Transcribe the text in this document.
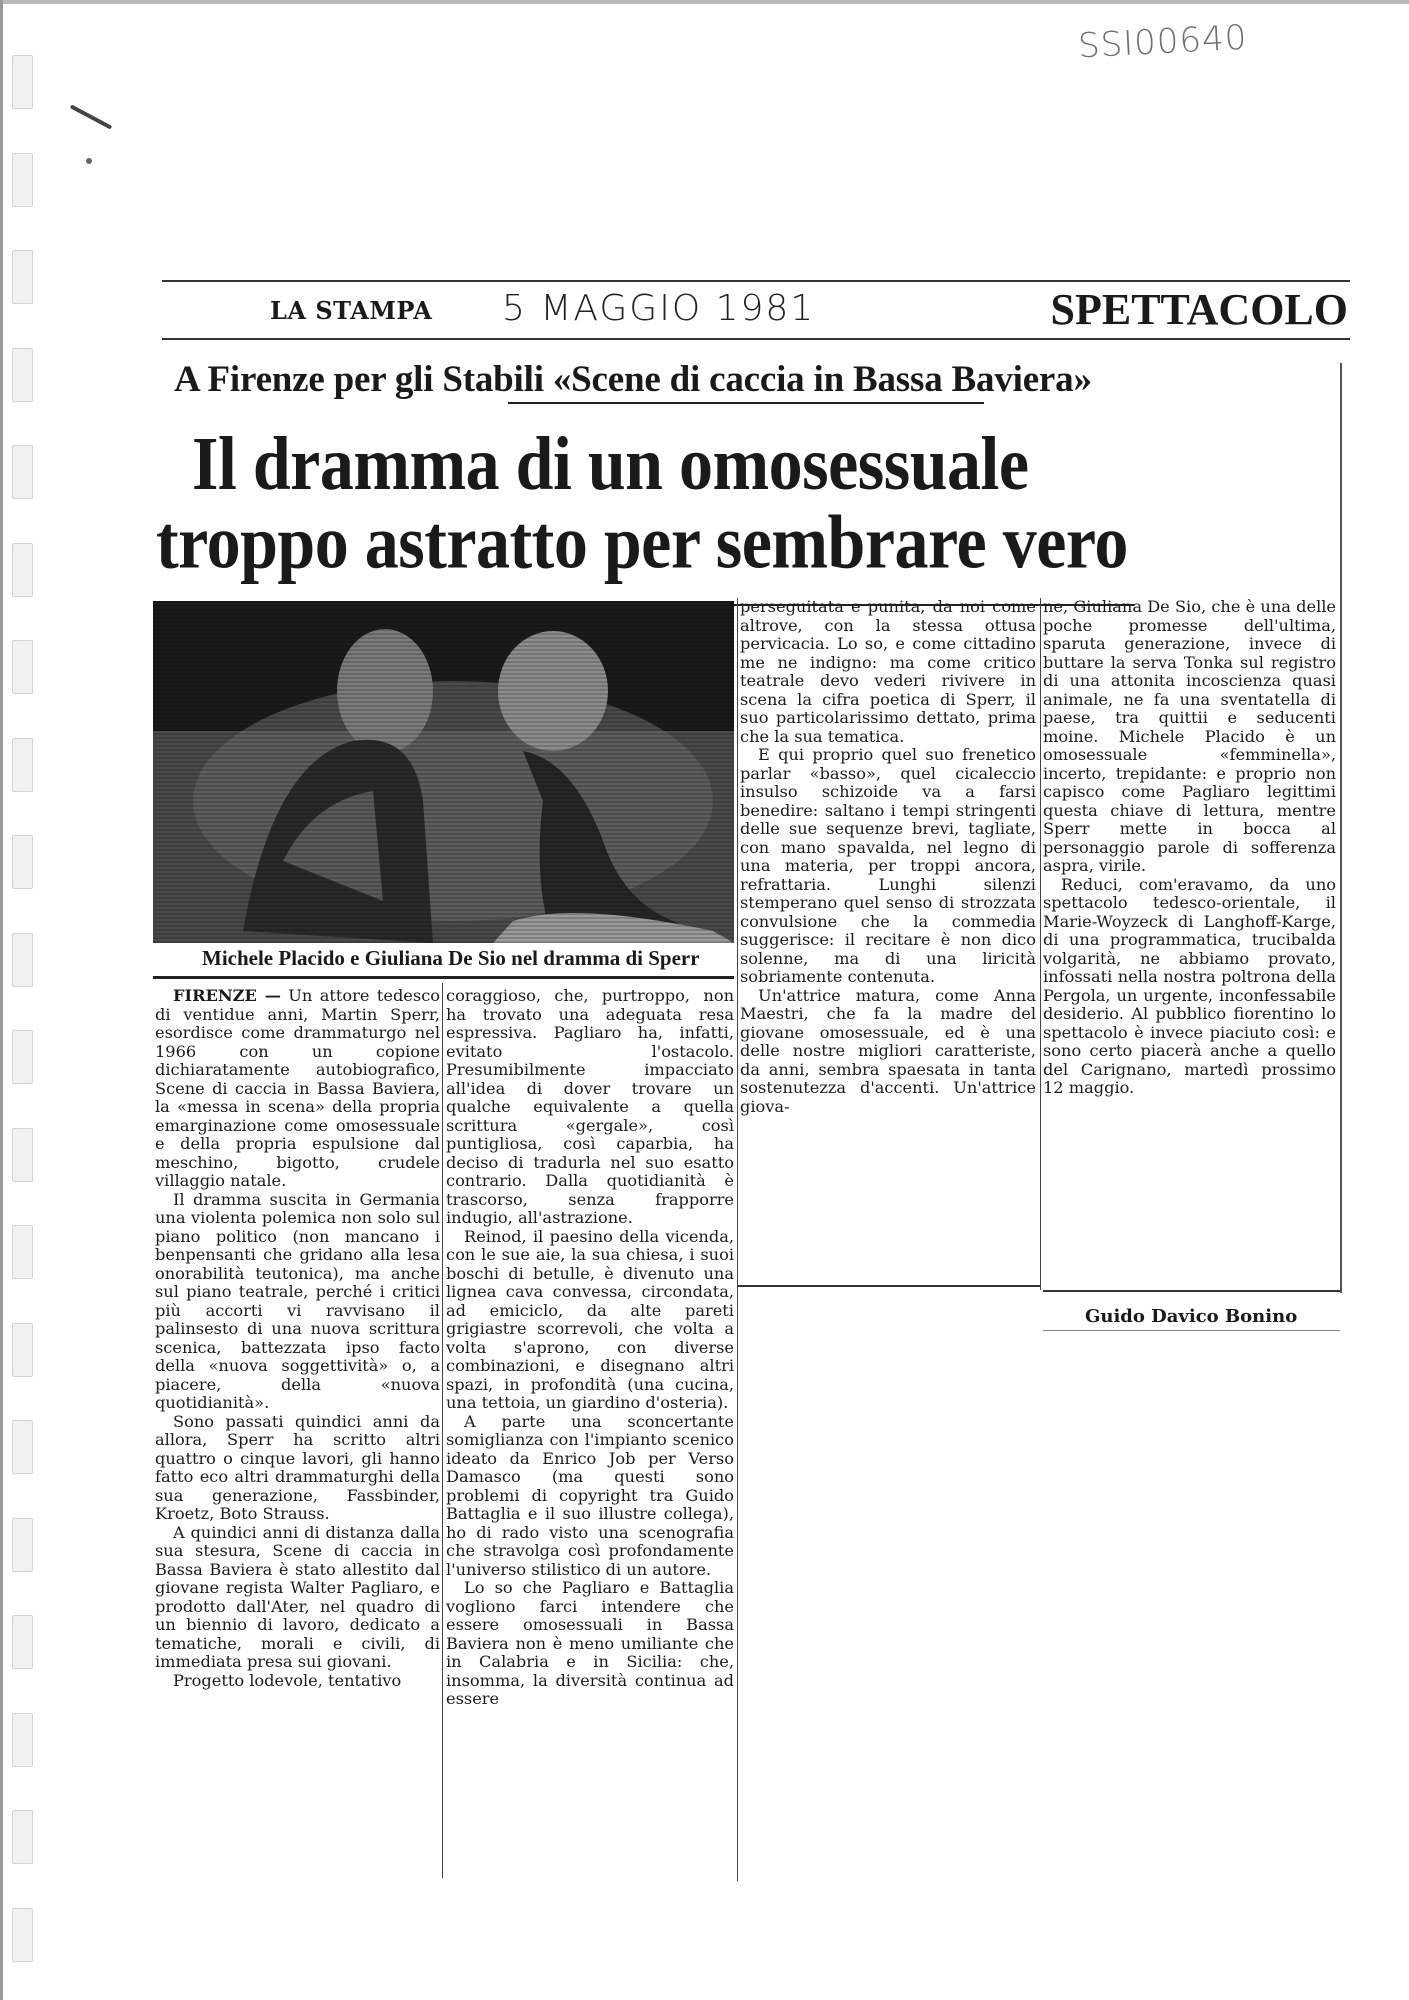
SSI00640
LA STAMPA 5 MAGGIO 1981	SPETTACOLO
A Firenze per gli Stabili «Scene di caccia in Bassa Baviera»
Il dramma di un omosessuale
troppo astratto per sembrare vero
Michele Placido e Giuliana De Sio nel dramma di Sperr

FIRENZE — Un attore tedesco di ventidue anni, Martin Sperr, esordisce come drammaturgo nel 1966 con un copione dichiaratamente autobiografico, Scene di caccia in Bassa Baviera, la «messa in scena» della propria emarginazione come omosessuale e della propria espulsione dal meschino, bigotto, crudele villaggio natale.

Il dramma suscita in Germania una violenta polemica non solo sul piano politico (non mancano i benpensanti che gridano alla lesa onorabilità teutonica), ma anche sul piano teatrale, perché i critici più accorti vi ravvisano il palinsesto di una nuova scrittura scenica, battezzata ipso facto della «nuova soggettività» o, a piacere, della «nuova quotidianità».

Sono passati quindici anni da allora, Sperr ha scritto altri quattro o cinque lavori, gli hanno fatto eco altri drammaturghi della sua generazione, Fassbinder, Kroetz, Boto Strauss.

A quindici anni di distanza dalla sua stesura, Scene di caccia in Bassa Baviera è stato allestito dal giovane regista Walter Pagliaro, e prodotto dall'Ater, nel quadro di un biennio di lavoro, dedicato a tematiche, morali e civili, di immediata presa sui giovani.

Progetto lodevole, tentativo

coraggioso, che, purtroppo, non ha trovato una adeguata resa espressiva. Pagliaro ha, infatti, evitato l'ostacolo. Presumibilmente impacciato all'idea di dover trovare un qualche equivalente a quella scrittura «gergale», così puntigliosa, così caparbia, ha deciso di tradurla nel suo esatto contrario. Dalla quotidianità è trascorso, senza frapporre indugio, all'astrazione.

Reinod, il paesino della vicenda, con le sue aie, la sua chiesa, i suoi boschi di betulle, è divenuto una lignea cava convessa, circondata, ad emiciclo, da alte pareti grigiastre scorrevoli, che volta a volta s'aprono, con diverse combinazioni, e disegnano altri spazi, in profondità (una cucina, una tettoia, un giardino d'osteria).

A parte una sconcertante somiglianza con l'impianto scenico ideato da Enrico Job per Verso Damasco (ma questi sono problemi di copyright tra Guido Battaglia e il suo illustre collega), ho di rado visto una scenografia che stravolga così profondamente l'universo stilistico di un autore.

Lo so che Pagliaro e Battaglia vogliono farci intendere che essere omosessuali in Bassa Baviera non è meno umiliante che in Calabria e in Sicilia: che, insomma, la diversità continua ad essere

perseguitata e punita, da noi come altrove, con la stessa ottusa pervicacia. Lo so, e come cittadino me ne indigno: ma come critico teatrale devo vederi rivivere in scena la cifra poetica di Sperr, il suo particolarissimo dettato, prima che la sua tematica.

E qui proprio quel suo frenetico parlar «basso», quel cicaleccio insulso schizoide va a farsi benedire: saltano i tempi stringenti delle sue sequenze brevi, tagliate, con mano spavalda, nel legno di una materia, per troppi ancora, refrattaria. Lunghi silenzi stemperano quel senso di strozzata convulsione che la commedia suggerisce: il recitare è non dico solenne, ma di una liricità sobriamente contenuta.

Un'attrice matura, come Anna Maestri, che fa la madre del giovane omosessuale, ed è una delle nostre migliori caratteriste, da anni, sembra spaesata in tanta sostenutezza d'accenti. Un'attrice giova-

ne, Giuliana De Sio, che è una delle poche promesse dell'ultima, sparuta generazione, invece di buttare la serva Tonka sul registro di una attonita incoscienza quasi animale, ne fa una sventatella di paese, tra quittii e seducenti moine. Michele Placido è un omosessuale «femminella», incerto, trepidante: e proprio non capisco come Pagliaro legittimi questa chiave di lettura, mentre Sperr mette in bocca al personaggio parole di sofferenza aspra, virile.

Reduci, com'eravamo, da uno spettacolo tedesco-orientale, il Marie-Woyzeck di Langhoff-Karge, di una programmatica, trucibalda volgarità, ne abbiamo provato, infossati nella nostra poltrona della Pergola, un urgente, inconfessabile desiderio. Al pubblico fiorentino lo spettacolo è invece piaciuto così: e sono certo piacerà anche a quello del Carignano, martedì prossimo 12 maggio.

Guido Davico Bonino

▸ Aim of the task
For the listing above, identify each line bearing "Battaglia".

▸ Reply
A parte una sconcertante somiglianza con l'impianto scenico ideato da Enrico Job per Verso Damasco (ma questi sono problemi di copyright tra Guido Battaglia e il suo illustre collega), ho di rado visto una scenografia che stravolga così profondamente l'universo stilistico di un autore.
Lo so che Pagliaro e Battaglia vogliono farci intendere che essere omosessuali in Bassa Baviera non è meno umiliante che in Calabria e in Sicilia: che, insomma, la diversità continua ad essere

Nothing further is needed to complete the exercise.